> TASK PROMPT:
Each record is to be transcribed exactly.

> RECORDS PROVIDED:
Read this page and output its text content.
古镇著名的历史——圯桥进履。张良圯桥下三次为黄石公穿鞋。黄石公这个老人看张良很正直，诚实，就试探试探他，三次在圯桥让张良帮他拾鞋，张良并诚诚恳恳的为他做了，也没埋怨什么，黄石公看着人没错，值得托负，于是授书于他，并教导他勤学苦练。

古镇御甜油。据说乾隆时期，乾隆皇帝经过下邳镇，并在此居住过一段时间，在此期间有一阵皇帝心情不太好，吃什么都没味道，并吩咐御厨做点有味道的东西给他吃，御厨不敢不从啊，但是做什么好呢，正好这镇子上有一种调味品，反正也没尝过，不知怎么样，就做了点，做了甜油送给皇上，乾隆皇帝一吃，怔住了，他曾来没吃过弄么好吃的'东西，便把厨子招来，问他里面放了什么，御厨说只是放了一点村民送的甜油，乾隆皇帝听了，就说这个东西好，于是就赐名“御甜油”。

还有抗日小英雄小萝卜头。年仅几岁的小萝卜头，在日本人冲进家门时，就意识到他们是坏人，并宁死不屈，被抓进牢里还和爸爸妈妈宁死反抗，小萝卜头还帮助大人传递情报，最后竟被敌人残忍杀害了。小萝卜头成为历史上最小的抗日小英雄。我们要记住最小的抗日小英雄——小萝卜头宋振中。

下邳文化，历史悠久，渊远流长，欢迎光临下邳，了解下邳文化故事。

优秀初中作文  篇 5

> SOLVED EXERCISE:
Read this page and output its text content.
古镇著名的历史——圯桥进履。张良圯桥下三次为黄石公穿鞋。黄石公这个老人看张良很正直，诚实，就试探试探他，三次在圯桥让张良帮他拾鞋，张良并诚诚恳恳的为他做了，也没埋怨什么，黄石公看着人没错，值得托负，于是授书于他，并教导他勤学苦练。

古镇御甜油。据说乾隆时期，乾隆皇帝经过下邳镇，并在此居住过一段时间，在此期间有一阵皇帝心情不太好，吃什么都没味道，并吩咐御厨做点有味道的东西给他吃，御厨不敢不从啊，但是做什么好呢，正好这镇子上有一种调味品，反正也没尝过，不知怎么样，就做了点，做了甜油送给皇上，乾隆皇帝一吃，怔住了，他曾来没吃过弄么好吃的'东西，便把厨子招来，问他里面放了什么，御厨说只是放了一点村民送的甜油，乾隆皇帝听了，就说这个东西好，于是就赐名“御甜油”。

还有抗日小英雄小萝卜头。年仅几岁的小萝卜头，在日本人冲进家门时，就意识到他们是坏人，并宁死不屈，被抓进牢里还和爸爸妈妈宁死反抗，小萝卜头还帮助大人传递情报，最后竟被敌人残忍杀害了。小萝卜头成为历史上最小的抗日小英雄。我们要记住最小的抗日小英雄——小萝卜头宋振中。

下邳文化，历史悠久，渊远流长，欢迎光临下邳，了解下邳文化故事。

优秀初中作文  篇 5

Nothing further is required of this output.